++++ Input material ++++

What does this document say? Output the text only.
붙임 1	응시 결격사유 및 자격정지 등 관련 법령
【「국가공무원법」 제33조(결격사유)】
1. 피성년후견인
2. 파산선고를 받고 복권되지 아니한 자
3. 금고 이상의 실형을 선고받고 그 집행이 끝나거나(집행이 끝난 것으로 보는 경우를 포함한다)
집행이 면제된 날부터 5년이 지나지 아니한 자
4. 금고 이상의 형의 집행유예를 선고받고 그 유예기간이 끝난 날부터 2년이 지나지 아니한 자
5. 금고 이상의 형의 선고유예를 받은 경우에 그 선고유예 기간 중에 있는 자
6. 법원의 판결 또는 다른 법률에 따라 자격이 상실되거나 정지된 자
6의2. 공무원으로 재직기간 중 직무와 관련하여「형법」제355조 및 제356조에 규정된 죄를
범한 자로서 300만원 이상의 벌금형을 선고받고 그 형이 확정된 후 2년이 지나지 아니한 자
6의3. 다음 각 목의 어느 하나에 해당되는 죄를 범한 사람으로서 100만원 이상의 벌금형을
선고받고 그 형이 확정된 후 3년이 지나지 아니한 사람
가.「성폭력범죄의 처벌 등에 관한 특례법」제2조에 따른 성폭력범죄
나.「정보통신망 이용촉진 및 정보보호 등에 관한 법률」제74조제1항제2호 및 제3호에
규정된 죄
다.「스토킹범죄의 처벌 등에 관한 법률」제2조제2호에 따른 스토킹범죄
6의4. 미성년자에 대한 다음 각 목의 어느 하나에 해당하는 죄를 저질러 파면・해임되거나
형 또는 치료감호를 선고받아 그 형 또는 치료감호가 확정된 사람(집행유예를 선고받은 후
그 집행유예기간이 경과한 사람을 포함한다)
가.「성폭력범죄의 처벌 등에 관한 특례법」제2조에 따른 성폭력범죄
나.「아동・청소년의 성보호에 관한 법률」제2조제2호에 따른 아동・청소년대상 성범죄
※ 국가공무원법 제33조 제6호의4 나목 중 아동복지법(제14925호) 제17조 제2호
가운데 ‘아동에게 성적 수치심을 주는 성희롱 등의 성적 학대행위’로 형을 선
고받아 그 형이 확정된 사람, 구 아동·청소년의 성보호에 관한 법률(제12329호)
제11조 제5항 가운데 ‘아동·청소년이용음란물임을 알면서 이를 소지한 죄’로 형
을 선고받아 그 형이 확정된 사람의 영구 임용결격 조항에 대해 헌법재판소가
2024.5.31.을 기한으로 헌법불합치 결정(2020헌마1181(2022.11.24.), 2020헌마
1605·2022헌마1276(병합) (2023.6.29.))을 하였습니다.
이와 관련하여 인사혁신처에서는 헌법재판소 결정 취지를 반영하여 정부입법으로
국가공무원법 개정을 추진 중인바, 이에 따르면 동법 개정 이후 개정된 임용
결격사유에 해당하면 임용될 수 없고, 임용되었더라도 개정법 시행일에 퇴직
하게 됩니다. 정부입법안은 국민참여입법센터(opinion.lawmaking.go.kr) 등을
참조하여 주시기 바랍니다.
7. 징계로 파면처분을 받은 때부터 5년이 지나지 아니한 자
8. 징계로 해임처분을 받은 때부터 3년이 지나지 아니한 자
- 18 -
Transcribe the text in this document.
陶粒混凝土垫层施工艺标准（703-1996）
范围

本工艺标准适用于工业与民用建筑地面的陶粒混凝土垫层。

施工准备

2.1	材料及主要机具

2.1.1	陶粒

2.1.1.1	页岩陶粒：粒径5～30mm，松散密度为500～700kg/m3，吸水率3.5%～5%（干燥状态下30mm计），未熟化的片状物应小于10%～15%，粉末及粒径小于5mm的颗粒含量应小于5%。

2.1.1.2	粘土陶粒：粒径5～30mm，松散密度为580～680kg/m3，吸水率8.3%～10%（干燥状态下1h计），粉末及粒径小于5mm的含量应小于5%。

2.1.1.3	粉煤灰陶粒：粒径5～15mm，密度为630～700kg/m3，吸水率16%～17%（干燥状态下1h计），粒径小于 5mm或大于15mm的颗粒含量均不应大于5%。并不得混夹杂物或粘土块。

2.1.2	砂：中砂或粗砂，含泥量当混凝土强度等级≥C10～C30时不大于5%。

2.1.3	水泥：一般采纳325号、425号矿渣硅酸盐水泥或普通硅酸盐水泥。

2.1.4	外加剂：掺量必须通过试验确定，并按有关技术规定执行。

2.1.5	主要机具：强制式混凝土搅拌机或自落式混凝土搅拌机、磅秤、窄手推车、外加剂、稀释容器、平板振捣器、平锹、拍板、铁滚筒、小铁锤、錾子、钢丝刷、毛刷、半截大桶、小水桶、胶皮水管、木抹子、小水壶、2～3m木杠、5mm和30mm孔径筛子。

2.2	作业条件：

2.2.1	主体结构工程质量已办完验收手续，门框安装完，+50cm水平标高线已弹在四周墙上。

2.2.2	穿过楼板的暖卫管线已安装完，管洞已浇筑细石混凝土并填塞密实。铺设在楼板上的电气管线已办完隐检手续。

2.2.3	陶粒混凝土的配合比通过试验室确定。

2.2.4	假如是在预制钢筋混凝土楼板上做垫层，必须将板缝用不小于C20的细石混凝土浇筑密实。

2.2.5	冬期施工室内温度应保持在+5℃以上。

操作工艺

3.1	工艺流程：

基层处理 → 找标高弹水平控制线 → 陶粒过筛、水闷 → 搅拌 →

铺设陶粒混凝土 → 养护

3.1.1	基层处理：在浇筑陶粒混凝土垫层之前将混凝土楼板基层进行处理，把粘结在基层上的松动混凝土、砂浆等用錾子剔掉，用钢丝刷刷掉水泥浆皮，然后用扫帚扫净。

++++

## Exercise aim
Return the lines from the line containing "Transcribe the text in this document." to the end of the entries above, exactly as they appear and with no other output.

## Response below
Transcribe the text in this document.
陶粒混凝土垫层施工艺标准（703-1996）
范围

本工艺标准适用于工业与民用建筑地面的陶粒混凝土垫层。

施工准备

2.1	材料及主要机具

2.1.1	陶粒

2.1.1.1	页岩陶粒：粒径5～30mm，松散密度为500～700kg/m3，吸水率3.5%～5%（干燥状态下30mm计），未熟化的片状物应小于10%～15%，粉末及粒径小于5mm的颗粒含量应小于5%。

2.1.1.2	粘土陶粒：粒径5～30mm，松散密度为580～680kg/m3，吸水率8.3%～10%（干燥状态下1h计），粉末及粒径小于5mm的含量应小于5%。

2.1.1.3	粉煤灰陶粒：粒径5～15mm，密度为630～700kg/m3，吸水率16%～17%（干燥状态下1h计），粒径小于 5mm或大于15mm的颗粒含量均不应大于5%。并不得混夹杂物或粘土块。

2.1.2	砂：中砂或粗砂，含泥量当混凝土强度等级≥C10～C30时不大于5%。

2.1.3	水泥：一般采纳325号、425号矿渣硅酸盐水泥或普通硅酸盐水泥。

2.1.4	外加剂：掺量必须通过试验确定，并按有关技术规定执行。

2.1.5	主要机具：强制式混凝土搅拌机或自落式混凝土搅拌机、磅秤、窄手推车、外加剂、稀释容器、平板振捣器、平锹、拍板、铁滚筒、小铁锤、錾子、钢丝刷、毛刷、半截大桶、小水桶、胶皮水管、木抹子、小水壶、2～3m木杠、5mm和30mm孔径筛子。

2.2	作业条件：

2.2.1	主体结构工程质量已办完验收手续，门框安装完，+50cm水平标高线已弹在四周墙上。

2.2.2	穿过楼板的暖卫管线已安装完，管洞已浇筑细石混凝土并填塞密实。铺设在楼板上的电气管线已办完隐检手续。

2.2.3	陶粒混凝土的配合比通过试验室确定。

2.2.4	假如是在预制钢筋混凝土楼板上做垫层，必须将板缝用不小于C20的细石混凝土浇筑密实。

2.2.5	冬期施工室内温度应保持在+5℃以上。

操作工艺

3.1	工艺流程：

基层处理 → 找标高弹水平控制线 → 陶粒过筛、水闷 → 搅拌 →

铺设陶粒混凝土 → 养护

3.1.1	基层处理：在浇筑陶粒混凝土垫层之前将混凝土楼板基层进行处理，把粘结在基层上的松动混凝土、砂浆等用錾子剔掉，用钢丝刷刷掉水泥浆皮，然后用扫帚扫净。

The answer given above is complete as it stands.